EXERCISE — The data below needs to be returned exactly, line for line.
--------------------------------------------------
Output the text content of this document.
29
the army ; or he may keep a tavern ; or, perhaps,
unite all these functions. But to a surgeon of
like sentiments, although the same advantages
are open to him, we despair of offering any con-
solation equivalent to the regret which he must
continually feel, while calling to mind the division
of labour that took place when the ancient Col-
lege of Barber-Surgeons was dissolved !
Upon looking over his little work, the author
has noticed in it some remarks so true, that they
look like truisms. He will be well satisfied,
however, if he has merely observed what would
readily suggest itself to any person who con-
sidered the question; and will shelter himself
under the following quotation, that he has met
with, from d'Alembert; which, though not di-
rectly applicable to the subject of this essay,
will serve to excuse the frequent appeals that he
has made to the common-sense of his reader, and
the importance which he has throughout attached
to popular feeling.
--------------------------------------------------
THE RESULT —
Output the text content of this document.
29
the army ; or he may keep a tavern ; or, perhaps,
unite all these functions. But to a surgeon of
like sentiments, although the same advantages
are open to him, we despair of offering any con-
solation equivalent to the regret which he must
continually feel, while calling to mind the division
of labour that took place when the ancient Col-
lege of Barber-Surgeons was dissolved !
Upon looking over his little work, the author
has noticed in it some remarks so true, that they
look like truisms. He will be well satisfied,
however, if he has merely observed what would
readily suggest itself to any person who con-
sidered the question; and will shelter himself
under the following quotation, that he has met
with, from d'Alembert; which, though not di-
rectly applicable to the subject of this essay,
will serve to excuse the frequent appeals that he
has made to the common-sense of his reader, and
the importance which he has throughout attached
to popular feeling.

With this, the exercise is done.